---- ITEMS

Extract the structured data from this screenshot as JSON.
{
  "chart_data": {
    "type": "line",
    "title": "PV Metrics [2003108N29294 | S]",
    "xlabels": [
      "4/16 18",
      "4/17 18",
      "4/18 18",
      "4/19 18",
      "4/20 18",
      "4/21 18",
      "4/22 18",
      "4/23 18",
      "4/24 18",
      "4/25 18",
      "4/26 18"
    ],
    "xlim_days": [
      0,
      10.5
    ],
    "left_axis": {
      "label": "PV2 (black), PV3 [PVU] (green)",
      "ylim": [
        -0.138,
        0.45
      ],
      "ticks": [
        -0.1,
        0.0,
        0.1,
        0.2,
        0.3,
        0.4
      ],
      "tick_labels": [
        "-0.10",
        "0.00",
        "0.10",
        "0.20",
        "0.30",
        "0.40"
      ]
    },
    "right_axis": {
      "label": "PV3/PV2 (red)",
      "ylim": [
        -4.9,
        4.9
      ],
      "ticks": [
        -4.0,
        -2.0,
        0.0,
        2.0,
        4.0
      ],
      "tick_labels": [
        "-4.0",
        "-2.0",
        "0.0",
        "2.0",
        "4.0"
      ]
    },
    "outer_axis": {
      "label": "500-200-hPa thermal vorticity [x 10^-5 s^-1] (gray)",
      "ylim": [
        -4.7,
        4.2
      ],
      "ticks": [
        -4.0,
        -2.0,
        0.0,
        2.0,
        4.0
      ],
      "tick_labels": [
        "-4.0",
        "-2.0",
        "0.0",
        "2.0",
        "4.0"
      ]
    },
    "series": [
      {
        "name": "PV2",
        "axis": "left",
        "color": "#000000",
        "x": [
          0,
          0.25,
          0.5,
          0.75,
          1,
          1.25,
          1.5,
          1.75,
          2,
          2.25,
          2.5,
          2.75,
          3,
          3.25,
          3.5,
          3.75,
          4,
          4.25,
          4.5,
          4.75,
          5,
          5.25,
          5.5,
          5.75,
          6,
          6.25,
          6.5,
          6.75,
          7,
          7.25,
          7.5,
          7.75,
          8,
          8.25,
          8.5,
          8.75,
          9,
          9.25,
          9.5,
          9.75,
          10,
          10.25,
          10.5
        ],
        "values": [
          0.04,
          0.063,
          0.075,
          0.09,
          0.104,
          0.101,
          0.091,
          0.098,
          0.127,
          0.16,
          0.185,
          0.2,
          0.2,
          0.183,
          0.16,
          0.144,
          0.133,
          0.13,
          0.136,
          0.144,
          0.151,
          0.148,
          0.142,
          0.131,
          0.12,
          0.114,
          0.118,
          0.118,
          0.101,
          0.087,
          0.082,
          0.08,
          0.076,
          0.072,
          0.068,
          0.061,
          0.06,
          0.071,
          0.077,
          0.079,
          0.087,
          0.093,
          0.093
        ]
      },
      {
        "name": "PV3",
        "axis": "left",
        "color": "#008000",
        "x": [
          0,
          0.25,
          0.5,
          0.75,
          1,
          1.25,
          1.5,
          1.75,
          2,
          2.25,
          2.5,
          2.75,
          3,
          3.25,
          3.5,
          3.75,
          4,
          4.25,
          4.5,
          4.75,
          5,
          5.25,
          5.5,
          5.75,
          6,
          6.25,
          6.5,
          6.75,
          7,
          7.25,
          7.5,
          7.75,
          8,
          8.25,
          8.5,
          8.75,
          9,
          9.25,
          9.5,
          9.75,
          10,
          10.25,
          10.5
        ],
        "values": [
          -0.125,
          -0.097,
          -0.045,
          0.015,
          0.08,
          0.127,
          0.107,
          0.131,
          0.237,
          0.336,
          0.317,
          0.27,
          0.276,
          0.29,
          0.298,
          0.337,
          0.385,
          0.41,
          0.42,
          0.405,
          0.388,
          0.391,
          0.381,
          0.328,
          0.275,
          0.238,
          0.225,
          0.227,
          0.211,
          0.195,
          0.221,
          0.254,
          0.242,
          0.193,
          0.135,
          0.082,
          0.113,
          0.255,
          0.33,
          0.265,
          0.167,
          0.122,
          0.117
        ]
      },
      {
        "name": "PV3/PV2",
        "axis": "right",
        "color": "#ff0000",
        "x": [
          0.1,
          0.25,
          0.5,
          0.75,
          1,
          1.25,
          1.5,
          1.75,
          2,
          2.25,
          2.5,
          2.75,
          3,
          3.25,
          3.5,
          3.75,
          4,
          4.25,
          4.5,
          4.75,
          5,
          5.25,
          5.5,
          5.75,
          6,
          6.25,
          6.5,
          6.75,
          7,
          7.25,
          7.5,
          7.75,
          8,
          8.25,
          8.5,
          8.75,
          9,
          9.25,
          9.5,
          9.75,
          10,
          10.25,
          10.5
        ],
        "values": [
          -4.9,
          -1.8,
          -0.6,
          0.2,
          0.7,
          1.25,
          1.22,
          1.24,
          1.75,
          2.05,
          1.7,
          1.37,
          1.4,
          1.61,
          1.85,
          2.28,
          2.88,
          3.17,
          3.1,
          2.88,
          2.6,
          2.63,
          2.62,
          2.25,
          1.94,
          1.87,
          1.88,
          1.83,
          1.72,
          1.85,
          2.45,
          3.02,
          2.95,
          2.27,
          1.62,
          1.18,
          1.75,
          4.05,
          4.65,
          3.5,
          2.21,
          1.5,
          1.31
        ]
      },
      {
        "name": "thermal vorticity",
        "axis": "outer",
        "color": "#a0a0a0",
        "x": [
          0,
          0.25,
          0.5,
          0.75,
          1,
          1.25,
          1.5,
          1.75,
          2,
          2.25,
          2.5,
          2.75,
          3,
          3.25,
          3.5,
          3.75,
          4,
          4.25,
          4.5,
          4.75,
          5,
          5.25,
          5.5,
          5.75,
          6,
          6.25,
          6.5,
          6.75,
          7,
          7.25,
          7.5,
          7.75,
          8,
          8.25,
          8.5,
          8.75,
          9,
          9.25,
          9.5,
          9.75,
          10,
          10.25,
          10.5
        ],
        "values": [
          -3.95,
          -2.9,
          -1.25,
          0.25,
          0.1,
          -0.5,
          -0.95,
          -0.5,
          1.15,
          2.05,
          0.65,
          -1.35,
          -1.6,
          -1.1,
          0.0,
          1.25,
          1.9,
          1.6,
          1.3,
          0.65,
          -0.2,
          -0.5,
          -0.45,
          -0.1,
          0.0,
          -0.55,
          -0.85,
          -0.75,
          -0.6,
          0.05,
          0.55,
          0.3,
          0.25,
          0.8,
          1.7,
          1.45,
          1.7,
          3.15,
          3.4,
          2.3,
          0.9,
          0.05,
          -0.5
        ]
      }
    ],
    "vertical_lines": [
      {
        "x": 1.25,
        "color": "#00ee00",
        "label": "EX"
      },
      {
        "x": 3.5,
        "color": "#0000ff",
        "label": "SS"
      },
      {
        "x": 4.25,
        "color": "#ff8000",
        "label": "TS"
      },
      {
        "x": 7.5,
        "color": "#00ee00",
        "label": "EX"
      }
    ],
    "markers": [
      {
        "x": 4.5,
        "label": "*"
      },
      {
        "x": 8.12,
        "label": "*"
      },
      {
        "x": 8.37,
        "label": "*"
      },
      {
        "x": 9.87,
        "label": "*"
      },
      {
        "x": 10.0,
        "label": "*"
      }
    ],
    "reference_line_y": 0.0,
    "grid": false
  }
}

--------

- _AIM OF THE EXERCISE_: The records above need to be transcribed in full. Keep every character unchanged.

- _SOLUTION TO THIS TASK_:
Extract the structured data from this screenshot as JSON.
{
  "chart_data": {
    "type": "line",
    "title": "PV Metrics [2003108N29294 | S]",
    "xlabels": [
      "4/16 18",
      "4/17 18",
      "4/18 18",
      "4/19 18",
      "4/20 18",
      "4/21 18",
      "4/22 18",
      "4/23 18",
      "4/24 18",
      "4/25 18",
      "4/26 18"
    ],
    "xlim_days": [
      0,
      10.5
    ],
    "left_axis": {
      "label": "PV2 (black), PV3 [PVU] (green)",
      "ylim": [
        -0.138,
        0.45
      ],
      "ticks": [
        -0.1,
        0.0,
        0.1,
        0.2,
        0.3,
        0.4
      ],
      "tick_labels": [
        "-0.10",
        "0.00",
        "0.10",
        "0.20",
        "0.30",
        "0.40"
      ]
    },
    "right_axis": {
      "label": "PV3/PV2 (red)",
      "ylim": [
        -4.9,
        4.9
      ],
      "ticks": [
        -4.0,
        -2.0,
        0.0,
        2.0,
        4.0
      ],
      "tick_labels": [
        "-4.0",
        "-2.0",
        "0.0",
        "2.0",
        "4.0"
      ]
    },
    "outer_axis": {
      "label": "500-200-hPa thermal vorticity [x 10^-5 s^-1] (gray)",
      "ylim": [
        -4.7,
        4.2
      ],
      "ticks": [
        -4.0,
        -2.0,
        0.0,
        2.0,
        4.0
      ],
      "tick_labels": [
        "-4.0",
        "-2.0",
        "0.0",
        "2.0",
        "4.0"
      ]
    },
    "series": [
      {
        "name": "PV2",
        "axis": "left",
        "color": "#000000",
        "x": [
          0,
          0.25,
          0.5,
          0.75,
          1,
          1.25,
          1.5,
          1.75,
          2,
          2.25,
          2.5,
          2.75,
          3,
          3.25,
          3.5,
          3.75,
          4,
          4.25,
          4.5,
          4.75,
          5,
          5.25,
          5.5,
          5.75,
          6,
          6.25,
          6.5,
          6.75,
          7,
          7.25,
          7.5,
          7.75,
          8,
          8.25,
          8.5,
          8.75,
          9,
          9.25,
          9.5,
          9.75,
          10,
          10.25,
          10.5
        ],
        "values": [
          0.04,
          0.063,
          0.075,
          0.09,
          0.104,
          0.101,
          0.091,
          0.098,
          0.127,
          0.16,
          0.185,
          0.2,
          0.2,
          0.183,
          0.16,
          0.144,
          0.133,
          0.13,
          0.136,
          0.144,
          0.151,
          0.148,
          0.142,
          0.131,
          0.12,
          0.114,
          0.118,
          0.118,
          0.101,
          0.087,
          0.082,
          0.08,
          0.076,
          0.072,
          0.068,
          0.061,
          0.06,
          0.071,
          0.077,
          0.079,
          0.087,
          0.093,
          0.093
        ]
      },
      {
        "name": "PV3",
        "axis": "left",
        "color": "#008000",
        "x": [
          0,
          0.25,
          0.5,
          0.75,
          1,
          1.25,
          1.5,
          1.75,
          2,
          2.25,
          2.5,
          2.75,
          3,
          3.25,
          3.5,
          3.75,
          4,
          4.25,
          4.5,
          4.75,
          5,
          5.25,
          5.5,
          5.75,
          6,
          6.25,
          6.5,
          6.75,
          7,
          7.25,
          7.5,
          7.75,
          8,
          8.25,
          8.5,
          8.75,
          9,
          9.25,
          9.5,
          9.75,
          10,
          10.25,
          10.5
        ],
        "values": [
          -0.125,
          -0.097,
          -0.045,
          0.015,
          0.08,
          0.127,
          0.107,
          0.131,
          0.237,
          0.336,
          0.317,
          0.27,
          0.276,
          0.29,
          0.298,
          0.337,
          0.385,
          0.41,
          0.42,
          0.405,
          0.388,
          0.391,
          0.381,
          0.328,
          0.275,
          0.238,
          0.225,
          0.227,
          0.211,
          0.195,
          0.221,
          0.254,
          0.242,
          0.193,
          0.135,
          0.082,
          0.113,
          0.255,
          0.33,
          0.265,
          0.167,
          0.122,
          0.117
        ]
      },
      {
        "name": "PV3/PV2",
        "axis": "right",
        "color": "#ff0000",
        "x": [
          0.1,
          0.25,
          0.5,
          0.75,
          1,
          1.25,
          1.5,
          1.75,
          2,
          2.25,
          2.5,
          2.75,
          3,
          3.25,
          3.5,
          3.75,
          4,
          4.25,
          4.5,
          4.75,
          5,
          5.25,
          5.5,
          5.75,
          6,
          6.25,
          6.5,
          6.75,
          7,
          7.25,
          7.5,
          7.75,
          8,
          8.25,
          8.5,
          8.75,
          9,
          9.25,
          9.5,
          9.75,
          10,
          10.25,
          10.5
        ],
        "values": [
          -4.9,
          -1.8,
          -0.6,
          0.2,
          0.7,
          1.25,
          1.22,
          1.24,
          1.75,
          2.05,
          1.7,
          1.37,
          1.4,
          1.61,
          1.85,
          2.28,
          2.88,
          3.17,
          3.1,
          2.88,
          2.6,
          2.63,
          2.62,
          2.25,
          1.94,
          1.87,
          1.88,
          1.83,
          1.72,
          1.85,
          2.45,
          3.02,
          2.95,
          2.27,
          1.62,
          1.18,
          1.75,
          4.05,
          4.65,
          3.5,
          2.21,
          1.5,
          1.31
        ]
      },
      {
        "name": "thermal vorticity",
        "axis": "outer",
        "color": "#a0a0a0",
        "x": [
          0,
          0.25,
          0.5,
          0.75,
          1,
          1.25,
          1.5,
          1.75,
          2,
          2.25,
          2.5,
          2.75,
          3,
          3.25,
          3.5,
          3.75,
          4,
          4.25,
          4.5,
          4.75,
          5,
          5.25,
          5.5,
          5.75,
          6,
          6.25,
          6.5,
          6.75,
          7,
          7.25,
          7.5,
          7.75,
          8,
          8.25,
          8.5,
          8.75,
          9,
          9.25,
          9.5,
          9.75,
          10,
          10.25,
          10.5
        ],
        "values": [
          -3.95,
          -2.9,
          -1.25,
          0.25,
          0.1,
          -0.5,
          -0.95,
          -0.5,
          1.15,
          2.05,
          0.65,
          -1.35,
          -1.6,
          -1.1,
          0.0,
          1.25,
          1.9,
          1.6,
          1.3,
          0.65,
          -0.2,
          -0.5,
          -0.45,
          -0.1,
          0.0,
          -0.55,
          -0.85,
          -0.75,
          -0.6,
          0.05,
          0.55,
          0.3,
          0.25,
          0.8,
          1.7,
          1.45,
          1.7,
          3.15,
          3.4,
          2.3,
          0.9,
          0.05,
          -0.5
        ]
      }
    ],
    "vertical_lines": [
      {
        "x": 1.25,
        "color": "#00ee00",
        "label": "EX"
      },
      {
        "x": 3.5,
        "color": "#0000ff",
        "label": "SS"
      },
      {
        "x": 4.25,
        "color": "#ff8000",
        "label": "TS"
      },
      {
        "x": 7.5,
        "color": "#00ee00",
        "label": "EX"
      }
    ],
    "markers": [
      {
        "x": 4.5,
        "label": "*"
      },
      {
        "x": 8.12,
        "label": "*"
      },
      {
        "x": 8.37,
        "label": "*"
      },
      {
        "x": 9.87,
        "label": "*"
      },
      {
        "x": 10.0,
        "label": "*"
      }
    ],
    "reference_line_y": 0.0,
    "grid": false
  }
}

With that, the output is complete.